**Information supplied**:
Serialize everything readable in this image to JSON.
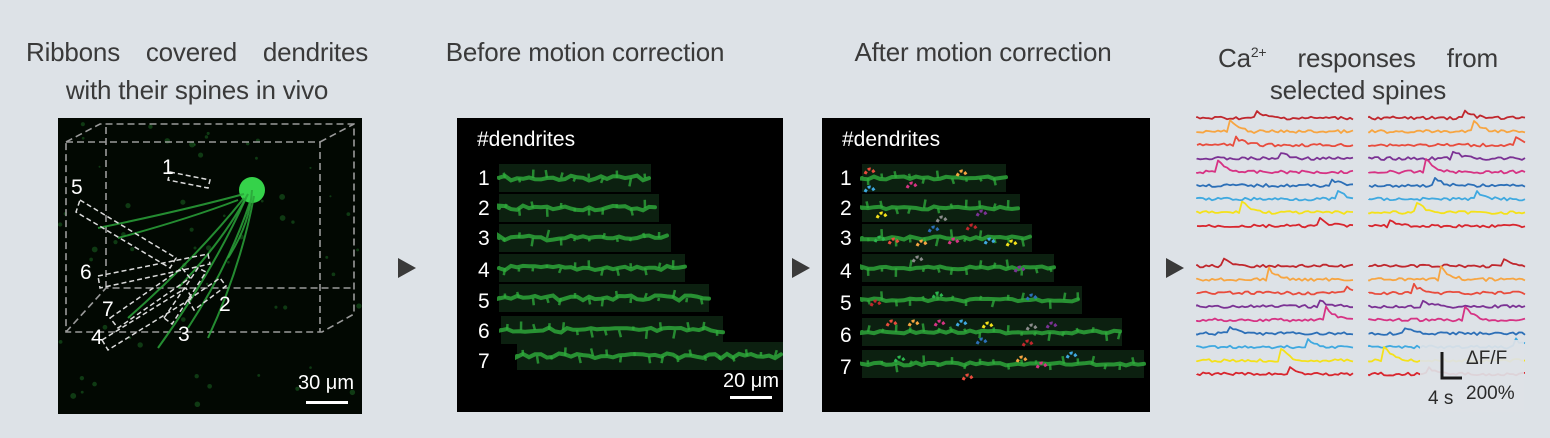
{
  "panel1": {
    "title_line1": "Ribbons covered dendrites",
    "title_line2": "with their spines in vivo",
    "dendrite_labels": [
      "1",
      "2",
      "3",
      "4",
      "5",
      "6",
      "7"
    ],
    "scale_label": "30 μm"
  },
  "panel2": {
    "title": "Before motion correction",
    "header": "#dendrites",
    "row_labels": [
      "1",
      "2",
      "3",
      "4",
      "5",
      "6",
      "7"
    ],
    "scale_label": "20 μm"
  },
  "panel3": {
    "title": "After motion correction",
    "header": "#dendrites",
    "row_labels": [
      "1",
      "2",
      "3",
      "4",
      "5",
      "6",
      "7"
    ]
  },
  "panel4": {
    "title_ca": "Ca",
    "title_sup": "2+",
    "title_rest": "responses from",
    "title_line2": "selected spines",
    "scale_y": "ΔF/F",
    "scale_y_value": "200%",
    "scale_x": "4 s"
  },
  "colors": {
    "background": "#dde2e7",
    "dendrite_green": "#2fae3c",
    "trace_colors": [
      "#c0272d",
      "#f7a541",
      "#e84c3d",
      "#7b3294",
      "#d63384",
      "#2c6fb7",
      "#3fa9e0",
      "#f4e11a",
      "#d8262e"
    ]
  },
  "arrow_icon": "triangle-right-icon"
}
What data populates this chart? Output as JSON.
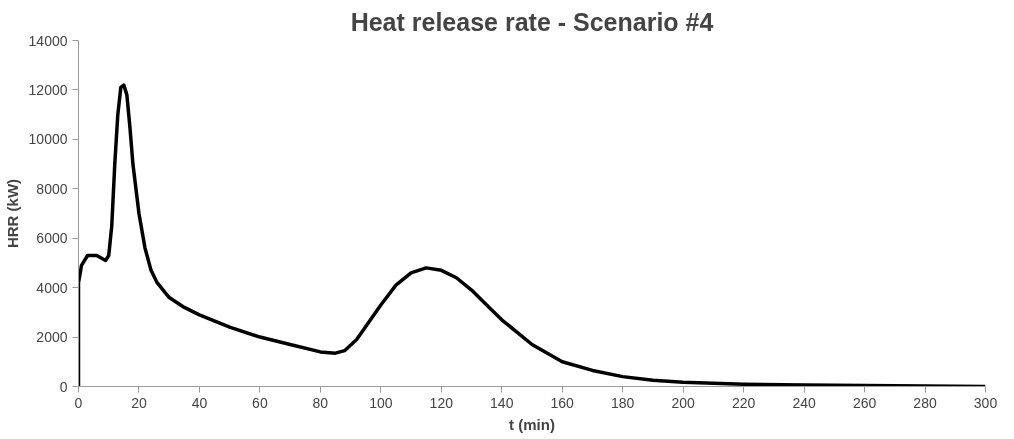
{
  "chart_data": {
    "type": "line",
    "title": "Heat release rate - Scenario #4",
    "xlabel": "t (min)",
    "ylabel": "HRR (kW)",
    "x": [
      0,
      0,
      1,
      3,
      6,
      9,
      10,
      11,
      12,
      13,
      14,
      15,
      16,
      17,
      18,
      20,
      22,
      24,
      26,
      30,
      35,
      40,
      50,
      60,
      70,
      80,
      85,
      88,
      92,
      96,
      100,
      105,
      110,
      115,
      120,
      125,
      130,
      135,
      140,
      145,
      150,
      160,
      170,
      180,
      190,
      200,
      220,
      240,
      260,
      280,
      300
    ],
    "series": [
      {
        "color": "#000000",
        "values": [
          0,
          4200,
          4900,
          5300,
          5300,
          5100,
          5300,
          6500,
          9000,
          11000,
          12100,
          12200,
          11800,
          10500,
          9000,
          7000,
          5600,
          4700,
          4200,
          3600,
          3200,
          2900,
          2400,
          2000,
          1700,
          1400,
          1350,
          1450,
          1900,
          2600,
          3300,
          4100,
          4600,
          4800,
          4700,
          4400,
          3900,
          3300,
          2700,
          2200,
          1700,
          1000,
          650,
          400,
          250,
          170,
          90,
          60,
          40,
          20,
          0
        ]
      }
    ],
    "xlim": [
      0,
      300
    ],
    "xticks": [
      0,
      20,
      40,
      60,
      80,
      100,
      120,
      140,
      160,
      180,
      200,
      220,
      240,
      260,
      280,
      300
    ],
    "ylim": [
      0,
      14000
    ],
    "yticks": [
      0,
      2000,
      4000,
      6000,
      8000,
      10000,
      12000,
      14000
    ],
    "line_style": "solid"
  }
}
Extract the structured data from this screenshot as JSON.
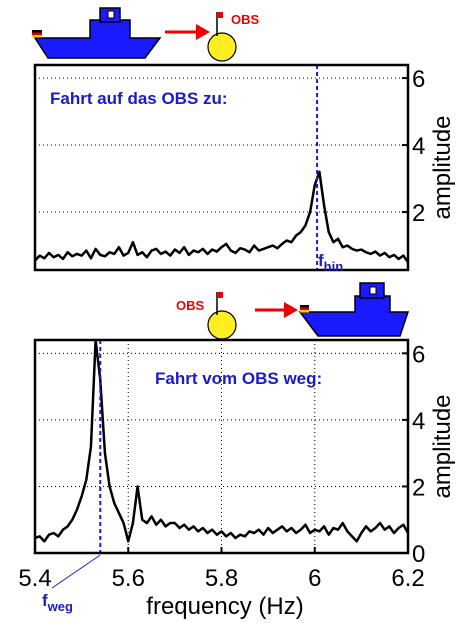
{
  "illustrations": {
    "top_obs_label": "OBS",
    "bottom_obs_label": "OBS"
  },
  "chart_data": [
    {
      "type": "line",
      "ylabel": "amplitude",
      "annotation": "Fahrt auf das OBS zu:",
      "marker_x": 6.005,
      "marker_label": "f",
      "marker_sub": "hin",
      "xlim": [
        5.4,
        6.2
      ],
      "ylim": [
        0.27,
        6.39
      ],
      "yticks": [
        2,
        4,
        6
      ],
      "grid": true,
      "color": "#000000",
      "x": [
        5.4,
        5.41,
        5.42,
        5.43,
        5.44,
        5.45,
        5.46,
        5.47,
        5.48,
        5.49,
        5.5,
        5.51,
        5.52,
        5.53,
        5.54,
        5.55,
        5.56,
        5.57,
        5.58,
        5.59,
        5.6,
        5.61,
        5.62,
        5.63,
        5.64,
        5.65,
        5.66,
        5.67,
        5.68,
        5.69,
        5.7,
        5.71,
        5.72,
        5.73,
        5.74,
        5.75,
        5.76,
        5.77,
        5.78,
        5.79,
        5.8,
        5.81,
        5.82,
        5.83,
        5.84,
        5.85,
        5.86,
        5.87,
        5.88,
        5.89,
        5.9,
        5.91,
        5.92,
        5.93,
        5.94,
        5.95,
        5.96,
        5.97,
        5.98,
        5.99,
        6.0,
        6.01,
        6.02,
        6.03,
        6.04,
        6.05,
        6.06,
        6.07,
        6.08,
        6.09,
        6.1,
        6.11,
        6.12,
        6.13,
        6.14,
        6.15,
        6.16,
        6.17,
        6.18,
        6.19,
        6.2
      ],
      "values": [
        0.55,
        0.7,
        0.62,
        0.78,
        0.65,
        0.72,
        0.6,
        0.8,
        0.68,
        0.75,
        0.7,
        0.85,
        0.62,
        0.9,
        0.72,
        0.68,
        0.8,
        0.75,
        0.95,
        0.7,
        0.78,
        1.1,
        0.72,
        0.8,
        0.65,
        0.85,
        0.9,
        0.75,
        0.82,
        0.7,
        0.88,
        0.78,
        0.95,
        0.72,
        0.85,
        0.8,
        0.9,
        0.75,
        0.88,
        0.82,
        0.95,
        1.05,
        0.85,
        0.78,
        0.92,
        0.88,
        0.8,
        1.0,
        0.85,
        0.9,
        0.95,
        1.0,
        0.92,
        1.05,
        1.15,
        1.1,
        1.3,
        1.4,
        1.6,
        2.0,
        2.8,
        3.2,
        2.2,
        1.4,
        1.1,
        1.2,
        0.95,
        1.0,
        0.9,
        0.85,
        0.88,
        0.8,
        0.75,
        0.82,
        0.7,
        0.78,
        0.65,
        0.72,
        0.6,
        0.7,
        0.5
      ]
    },
    {
      "type": "line",
      "ylabel": "amplitude",
      "xlabel": "frequency (Hz)",
      "annotation": "Fahrt vom OBS weg:",
      "marker_x": 5.54,
      "marker_label": "f",
      "marker_sub": "weg",
      "xlim": [
        5.4,
        6.2
      ],
      "ylim": [
        0,
        6.4
      ],
      "xticks": [
        5.4,
        5.6,
        5.8,
        6,
        6.2
      ],
      "yticks": [
        0,
        2,
        4,
        6
      ],
      "grid": true,
      "color": "#000000",
      "x": [
        5.4,
        5.41,
        5.42,
        5.43,
        5.44,
        5.45,
        5.46,
        5.47,
        5.48,
        5.49,
        5.5,
        5.51,
        5.52,
        5.53,
        5.54,
        5.55,
        5.56,
        5.57,
        5.58,
        5.59,
        5.6,
        5.61,
        5.62,
        5.63,
        5.64,
        5.65,
        5.66,
        5.67,
        5.68,
        5.69,
        5.7,
        5.71,
        5.72,
        5.73,
        5.74,
        5.75,
        5.76,
        5.77,
        5.78,
        5.79,
        5.8,
        5.81,
        5.82,
        5.83,
        5.84,
        5.85,
        5.86,
        5.87,
        5.88,
        5.89,
        5.9,
        5.91,
        5.92,
        5.93,
        5.94,
        5.95,
        5.96,
        5.97,
        5.98,
        5.99,
        6.0,
        6.01,
        6.02,
        6.03,
        6.04,
        6.05,
        6.06,
        6.07,
        6.08,
        6.09,
        6.1,
        6.11,
        6.12,
        6.13,
        6.14,
        6.15,
        6.16,
        6.17,
        6.18,
        6.19,
        6.2
      ],
      "values": [
        0.45,
        0.5,
        0.35,
        0.55,
        0.6,
        0.5,
        0.7,
        0.8,
        1.0,
        1.3,
        1.7,
        2.2,
        3.2,
        6.4,
        5.2,
        3.0,
        2.0,
        1.5,
        1.2,
        0.9,
        0.35,
        0.9,
        2.0,
        1.0,
        0.9,
        1.1,
        0.85,
        1.0,
        0.8,
        0.9,
        0.9,
        0.75,
        0.85,
        0.7,
        0.8,
        0.65,
        0.75,
        0.6,
        0.7,
        0.55,
        0.65,
        0.5,
        0.6,
        0.45,
        0.55,
        0.5,
        0.65,
        0.6,
        0.7,
        0.55,
        0.75,
        0.6,
        0.7,
        0.8,
        0.65,
        0.75,
        0.6,
        0.7,
        0.85,
        0.6,
        0.7,
        0.65,
        0.8,
        0.55,
        0.75,
        0.7,
        0.9,
        0.65,
        0.5,
        0.35,
        0.6,
        0.8,
        0.65,
        0.75,
        0.9,
        0.7,
        0.8,
        0.6,
        0.75,
        0.85,
        0.6
      ]
    }
  ]
}
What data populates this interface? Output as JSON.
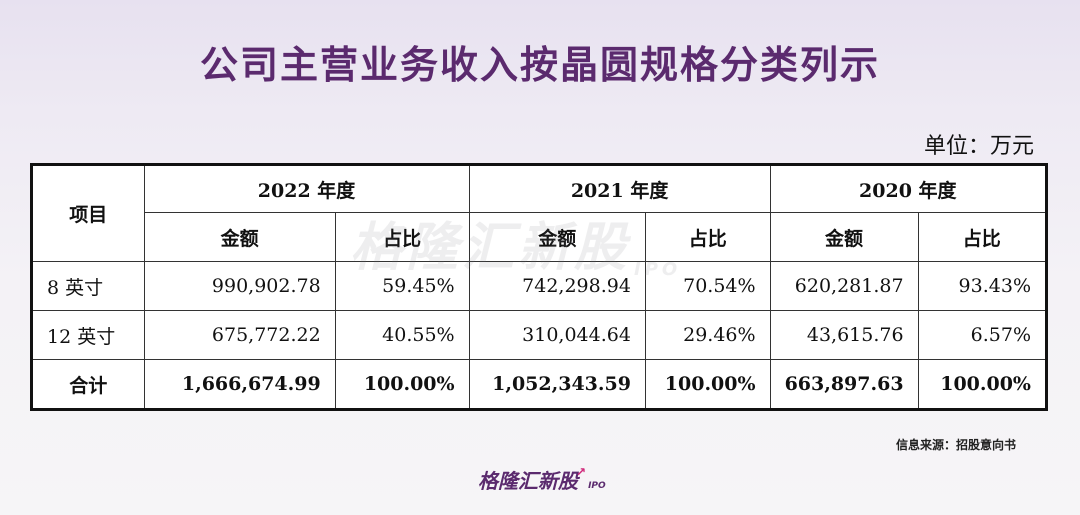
{
  "title": "公司主营业务收入按晶圆规格分类列示",
  "unit": "单位：万元",
  "table": {
    "item_header": "项目",
    "years": [
      "2022 年度",
      "2021 年度",
      "2020 年度"
    ],
    "sub_headers": {
      "amount": "金额",
      "share": "占比"
    },
    "rows": [
      {
        "label": "8 英寸",
        "values": [
          "990,902.78",
          "59.45%",
          "742,298.94",
          "70.54%",
          "620,281.87",
          "93.43%"
        ]
      },
      {
        "label": "12 英寸",
        "values": [
          "675,772.22",
          "40.55%",
          "310,044.64",
          "29.46%",
          "43,615.76",
          "6.57%"
        ]
      },
      {
        "label": "合计",
        "values": [
          "1,666,674.99",
          "100.00%",
          "1,052,343.59",
          "100.00%",
          "663,897.63",
          "100.00%"
        ]
      }
    ]
  },
  "watermark": {
    "text": "格隆汇新股",
    "suffix": "IPO"
  },
  "source": "信息来源：招股意向书",
  "logo": {
    "text": "格隆汇新股",
    "suffix": "IPO"
  },
  "colors": {
    "title": "#5b2a6e",
    "logo_arrow": "#d0287a"
  }
}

**Problem description**:
Track down every line holding the string "annotation" and copy it.

**Answer to this task**:
      "annotation": "Fahrt auf das OBS zu:",
      "annotation": "Fahrt vom OBS weg:",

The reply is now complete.